## Start RAW RECORDS

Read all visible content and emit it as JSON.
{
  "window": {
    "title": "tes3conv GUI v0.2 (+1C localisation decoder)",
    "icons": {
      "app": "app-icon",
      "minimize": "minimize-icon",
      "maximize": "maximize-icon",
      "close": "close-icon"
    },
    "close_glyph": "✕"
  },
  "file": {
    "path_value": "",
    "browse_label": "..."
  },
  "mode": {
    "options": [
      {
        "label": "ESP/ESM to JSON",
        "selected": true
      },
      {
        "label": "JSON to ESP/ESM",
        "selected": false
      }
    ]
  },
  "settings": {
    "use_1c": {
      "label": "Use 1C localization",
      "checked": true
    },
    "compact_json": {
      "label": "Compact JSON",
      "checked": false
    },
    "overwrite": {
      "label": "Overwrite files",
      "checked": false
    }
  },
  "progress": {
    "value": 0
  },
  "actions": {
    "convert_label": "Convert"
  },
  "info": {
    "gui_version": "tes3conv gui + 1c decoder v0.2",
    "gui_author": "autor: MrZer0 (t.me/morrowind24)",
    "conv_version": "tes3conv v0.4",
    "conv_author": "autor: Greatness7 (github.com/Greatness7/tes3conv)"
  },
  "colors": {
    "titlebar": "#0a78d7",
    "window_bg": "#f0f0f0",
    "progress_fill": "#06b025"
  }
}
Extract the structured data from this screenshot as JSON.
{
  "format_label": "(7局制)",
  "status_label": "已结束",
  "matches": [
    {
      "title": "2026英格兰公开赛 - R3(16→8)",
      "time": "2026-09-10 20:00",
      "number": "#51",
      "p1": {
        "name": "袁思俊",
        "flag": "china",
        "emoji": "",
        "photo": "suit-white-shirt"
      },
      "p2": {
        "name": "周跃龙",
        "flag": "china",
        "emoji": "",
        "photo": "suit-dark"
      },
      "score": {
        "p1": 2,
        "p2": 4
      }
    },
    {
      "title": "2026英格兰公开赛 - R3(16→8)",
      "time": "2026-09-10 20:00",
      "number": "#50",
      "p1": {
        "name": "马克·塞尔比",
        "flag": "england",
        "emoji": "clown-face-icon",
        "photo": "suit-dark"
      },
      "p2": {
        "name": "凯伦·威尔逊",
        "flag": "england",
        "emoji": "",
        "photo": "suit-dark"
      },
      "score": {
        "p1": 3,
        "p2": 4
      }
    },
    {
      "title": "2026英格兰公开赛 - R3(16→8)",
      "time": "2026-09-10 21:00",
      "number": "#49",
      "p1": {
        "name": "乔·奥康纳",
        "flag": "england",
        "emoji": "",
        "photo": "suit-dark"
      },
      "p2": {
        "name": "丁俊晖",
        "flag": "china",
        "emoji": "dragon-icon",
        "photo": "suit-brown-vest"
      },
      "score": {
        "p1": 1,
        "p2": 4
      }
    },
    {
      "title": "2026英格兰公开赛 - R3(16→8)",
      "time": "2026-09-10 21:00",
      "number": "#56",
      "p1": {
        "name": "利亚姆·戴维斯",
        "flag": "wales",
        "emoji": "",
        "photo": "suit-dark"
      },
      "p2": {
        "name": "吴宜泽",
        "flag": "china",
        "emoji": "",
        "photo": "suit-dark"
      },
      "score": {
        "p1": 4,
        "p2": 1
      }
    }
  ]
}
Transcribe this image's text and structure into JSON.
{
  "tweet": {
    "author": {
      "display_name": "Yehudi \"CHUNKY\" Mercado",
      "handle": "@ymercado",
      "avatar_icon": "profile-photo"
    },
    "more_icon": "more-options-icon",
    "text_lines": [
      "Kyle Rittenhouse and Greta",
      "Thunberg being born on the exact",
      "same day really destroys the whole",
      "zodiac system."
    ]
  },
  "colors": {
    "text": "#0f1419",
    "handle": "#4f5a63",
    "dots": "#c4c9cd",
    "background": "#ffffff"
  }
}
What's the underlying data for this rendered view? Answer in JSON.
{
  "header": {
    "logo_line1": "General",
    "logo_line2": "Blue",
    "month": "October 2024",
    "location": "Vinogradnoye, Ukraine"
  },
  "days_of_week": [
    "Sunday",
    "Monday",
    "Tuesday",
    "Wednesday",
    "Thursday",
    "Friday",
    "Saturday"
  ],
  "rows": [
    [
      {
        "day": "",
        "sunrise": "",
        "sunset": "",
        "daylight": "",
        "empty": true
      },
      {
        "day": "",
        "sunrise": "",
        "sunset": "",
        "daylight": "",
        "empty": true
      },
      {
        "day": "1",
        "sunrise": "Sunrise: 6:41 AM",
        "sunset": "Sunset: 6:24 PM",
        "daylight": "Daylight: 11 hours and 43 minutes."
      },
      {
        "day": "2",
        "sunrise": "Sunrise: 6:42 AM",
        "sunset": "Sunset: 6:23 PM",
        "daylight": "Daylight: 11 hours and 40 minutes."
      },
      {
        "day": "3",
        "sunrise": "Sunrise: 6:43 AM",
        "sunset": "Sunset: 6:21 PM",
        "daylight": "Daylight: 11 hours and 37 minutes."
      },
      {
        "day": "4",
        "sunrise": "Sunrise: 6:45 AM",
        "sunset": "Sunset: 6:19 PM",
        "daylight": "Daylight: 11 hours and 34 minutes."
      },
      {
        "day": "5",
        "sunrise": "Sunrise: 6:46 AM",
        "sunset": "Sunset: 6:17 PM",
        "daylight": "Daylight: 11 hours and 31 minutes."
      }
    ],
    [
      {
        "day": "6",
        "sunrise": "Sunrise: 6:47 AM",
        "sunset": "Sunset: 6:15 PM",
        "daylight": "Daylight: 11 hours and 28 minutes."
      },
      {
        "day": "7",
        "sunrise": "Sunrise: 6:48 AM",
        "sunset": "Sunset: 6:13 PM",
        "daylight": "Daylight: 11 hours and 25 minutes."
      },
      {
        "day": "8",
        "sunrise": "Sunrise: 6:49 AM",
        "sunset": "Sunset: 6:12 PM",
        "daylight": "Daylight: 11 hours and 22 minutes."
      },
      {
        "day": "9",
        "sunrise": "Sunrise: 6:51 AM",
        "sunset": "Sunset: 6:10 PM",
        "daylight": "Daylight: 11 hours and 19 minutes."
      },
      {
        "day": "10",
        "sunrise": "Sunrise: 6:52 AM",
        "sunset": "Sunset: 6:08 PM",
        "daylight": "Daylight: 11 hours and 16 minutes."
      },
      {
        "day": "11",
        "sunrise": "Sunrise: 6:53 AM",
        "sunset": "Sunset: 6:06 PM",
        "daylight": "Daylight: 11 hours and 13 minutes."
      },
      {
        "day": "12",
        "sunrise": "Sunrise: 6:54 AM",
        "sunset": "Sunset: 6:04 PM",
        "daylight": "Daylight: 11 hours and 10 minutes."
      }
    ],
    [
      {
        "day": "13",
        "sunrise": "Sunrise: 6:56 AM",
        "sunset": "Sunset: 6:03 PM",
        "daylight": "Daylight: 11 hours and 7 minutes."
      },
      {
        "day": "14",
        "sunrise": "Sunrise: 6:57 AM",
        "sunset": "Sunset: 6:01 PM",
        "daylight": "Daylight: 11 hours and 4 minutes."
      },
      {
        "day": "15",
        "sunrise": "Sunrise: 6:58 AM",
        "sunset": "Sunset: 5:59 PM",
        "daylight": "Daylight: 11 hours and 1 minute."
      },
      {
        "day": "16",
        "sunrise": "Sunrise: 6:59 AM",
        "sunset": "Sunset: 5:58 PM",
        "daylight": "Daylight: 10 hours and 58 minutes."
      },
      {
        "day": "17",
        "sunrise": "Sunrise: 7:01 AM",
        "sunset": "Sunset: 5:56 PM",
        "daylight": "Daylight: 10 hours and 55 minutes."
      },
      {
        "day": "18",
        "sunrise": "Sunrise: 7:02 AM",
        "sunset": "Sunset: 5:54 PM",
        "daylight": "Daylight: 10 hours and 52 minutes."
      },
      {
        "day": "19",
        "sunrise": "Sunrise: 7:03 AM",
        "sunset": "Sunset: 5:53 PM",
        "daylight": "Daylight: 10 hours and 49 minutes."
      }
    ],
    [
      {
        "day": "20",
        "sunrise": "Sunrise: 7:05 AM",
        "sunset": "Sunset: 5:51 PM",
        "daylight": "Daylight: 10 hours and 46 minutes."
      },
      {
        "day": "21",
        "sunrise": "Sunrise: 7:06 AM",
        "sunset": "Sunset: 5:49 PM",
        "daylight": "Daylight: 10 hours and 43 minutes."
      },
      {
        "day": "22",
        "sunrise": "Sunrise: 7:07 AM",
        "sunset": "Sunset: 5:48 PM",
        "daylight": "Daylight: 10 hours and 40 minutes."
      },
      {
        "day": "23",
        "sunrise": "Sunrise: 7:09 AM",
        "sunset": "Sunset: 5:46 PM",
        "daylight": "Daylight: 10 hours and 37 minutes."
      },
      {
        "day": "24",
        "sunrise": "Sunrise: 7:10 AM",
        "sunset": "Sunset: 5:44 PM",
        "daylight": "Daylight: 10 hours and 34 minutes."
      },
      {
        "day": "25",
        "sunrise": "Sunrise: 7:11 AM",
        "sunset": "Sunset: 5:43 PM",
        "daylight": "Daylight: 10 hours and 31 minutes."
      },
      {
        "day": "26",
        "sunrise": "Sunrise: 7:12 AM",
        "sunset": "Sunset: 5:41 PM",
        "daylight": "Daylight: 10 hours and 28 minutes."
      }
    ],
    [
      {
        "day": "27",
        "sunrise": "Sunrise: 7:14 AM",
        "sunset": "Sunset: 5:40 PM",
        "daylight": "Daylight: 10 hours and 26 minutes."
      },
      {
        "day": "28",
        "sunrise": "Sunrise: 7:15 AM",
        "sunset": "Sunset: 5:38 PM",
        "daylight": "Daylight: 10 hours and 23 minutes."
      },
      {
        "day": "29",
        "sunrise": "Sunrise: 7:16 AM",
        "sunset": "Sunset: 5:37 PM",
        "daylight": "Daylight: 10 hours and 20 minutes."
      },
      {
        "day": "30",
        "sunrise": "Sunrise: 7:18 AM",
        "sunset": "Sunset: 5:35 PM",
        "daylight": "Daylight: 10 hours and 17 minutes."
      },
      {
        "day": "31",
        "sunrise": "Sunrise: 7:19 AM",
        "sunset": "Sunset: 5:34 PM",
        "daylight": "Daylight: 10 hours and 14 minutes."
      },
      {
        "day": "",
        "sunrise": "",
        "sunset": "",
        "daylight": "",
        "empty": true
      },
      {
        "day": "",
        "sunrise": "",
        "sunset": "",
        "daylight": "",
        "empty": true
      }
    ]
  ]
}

## End RAW RECORDS

**TASK PROMPT:** Identify every line where the string "options" appears.

**TASK RESULT:**
    "options": [
    "more_icon": "more-options-icon",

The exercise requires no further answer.